(Written request): Retype the listing below verbatim, from its first line through the line containing "x-tick-label: 9 [47, 459, 51, 466]", with both of those lines included.

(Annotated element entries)
+===+
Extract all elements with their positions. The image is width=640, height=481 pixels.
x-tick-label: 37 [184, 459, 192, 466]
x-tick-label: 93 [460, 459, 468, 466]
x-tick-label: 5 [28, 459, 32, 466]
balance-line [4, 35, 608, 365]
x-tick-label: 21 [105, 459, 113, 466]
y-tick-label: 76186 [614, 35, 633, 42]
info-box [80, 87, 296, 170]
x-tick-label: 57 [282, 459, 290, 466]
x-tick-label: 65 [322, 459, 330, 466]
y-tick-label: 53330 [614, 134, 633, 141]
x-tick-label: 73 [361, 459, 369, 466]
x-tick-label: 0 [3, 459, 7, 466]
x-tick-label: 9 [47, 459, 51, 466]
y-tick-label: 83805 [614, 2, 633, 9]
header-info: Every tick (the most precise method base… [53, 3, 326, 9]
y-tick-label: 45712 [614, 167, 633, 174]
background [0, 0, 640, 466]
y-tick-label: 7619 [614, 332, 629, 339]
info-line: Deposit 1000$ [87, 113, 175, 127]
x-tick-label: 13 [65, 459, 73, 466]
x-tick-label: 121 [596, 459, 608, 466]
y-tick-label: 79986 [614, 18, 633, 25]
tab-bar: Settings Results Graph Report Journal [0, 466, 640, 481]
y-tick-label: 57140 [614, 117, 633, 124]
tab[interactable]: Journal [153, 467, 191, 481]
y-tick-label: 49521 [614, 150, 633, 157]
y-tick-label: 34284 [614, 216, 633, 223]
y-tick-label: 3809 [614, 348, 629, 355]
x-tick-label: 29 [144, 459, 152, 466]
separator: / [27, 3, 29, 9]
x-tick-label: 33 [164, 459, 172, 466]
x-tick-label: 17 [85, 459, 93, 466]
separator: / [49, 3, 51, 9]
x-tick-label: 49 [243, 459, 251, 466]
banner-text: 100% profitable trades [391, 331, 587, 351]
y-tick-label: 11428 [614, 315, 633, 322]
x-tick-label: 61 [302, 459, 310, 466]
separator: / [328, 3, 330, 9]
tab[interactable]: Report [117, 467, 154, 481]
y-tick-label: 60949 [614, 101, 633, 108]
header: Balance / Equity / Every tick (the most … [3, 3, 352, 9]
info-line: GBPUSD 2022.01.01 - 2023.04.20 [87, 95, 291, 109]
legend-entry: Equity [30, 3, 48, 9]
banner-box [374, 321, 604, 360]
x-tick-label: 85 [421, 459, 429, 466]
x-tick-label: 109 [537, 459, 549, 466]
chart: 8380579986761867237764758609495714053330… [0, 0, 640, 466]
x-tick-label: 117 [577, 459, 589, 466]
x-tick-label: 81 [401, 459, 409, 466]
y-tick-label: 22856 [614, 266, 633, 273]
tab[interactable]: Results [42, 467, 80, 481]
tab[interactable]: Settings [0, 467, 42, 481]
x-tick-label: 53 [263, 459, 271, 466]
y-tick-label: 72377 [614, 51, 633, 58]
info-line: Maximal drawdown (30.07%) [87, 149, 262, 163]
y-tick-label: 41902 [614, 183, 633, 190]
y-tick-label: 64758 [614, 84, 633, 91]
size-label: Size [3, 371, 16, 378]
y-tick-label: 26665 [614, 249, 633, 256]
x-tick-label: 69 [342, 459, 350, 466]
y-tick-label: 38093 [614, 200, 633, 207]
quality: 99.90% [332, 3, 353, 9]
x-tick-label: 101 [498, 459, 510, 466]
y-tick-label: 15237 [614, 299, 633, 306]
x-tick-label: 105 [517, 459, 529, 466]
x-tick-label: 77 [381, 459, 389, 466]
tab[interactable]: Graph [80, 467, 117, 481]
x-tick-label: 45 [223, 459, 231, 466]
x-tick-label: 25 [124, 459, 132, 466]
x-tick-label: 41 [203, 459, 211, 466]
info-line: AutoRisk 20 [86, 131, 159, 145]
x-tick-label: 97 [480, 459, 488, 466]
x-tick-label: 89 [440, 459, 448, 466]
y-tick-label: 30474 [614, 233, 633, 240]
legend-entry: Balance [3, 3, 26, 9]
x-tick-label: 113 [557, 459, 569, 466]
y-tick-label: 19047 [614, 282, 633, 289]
+===+
(Written reply):
Extract all elements with their positions. The image is width=640, height=481 pixels.
x-tick-label: 37 [184, 459, 192, 466]
x-tick-label: 93 [460, 459, 468, 466]
x-tick-label: 5 [28, 459, 32, 466]
balance-line [4, 35, 608, 365]
x-tick-label: 21 [105, 459, 113, 466]
y-tick-label: 76186 [614, 35, 633, 42]
info-box [80, 87, 296, 170]
x-tick-label: 57 [282, 459, 290, 466]
x-tick-label: 65 [322, 459, 330, 466]
y-tick-label: 53330 [614, 134, 633, 141]
x-tick-label: 73 [361, 459, 369, 466]
x-tick-label: 0 [3, 459, 7, 466]
x-tick-label: 9 [47, 459, 51, 466]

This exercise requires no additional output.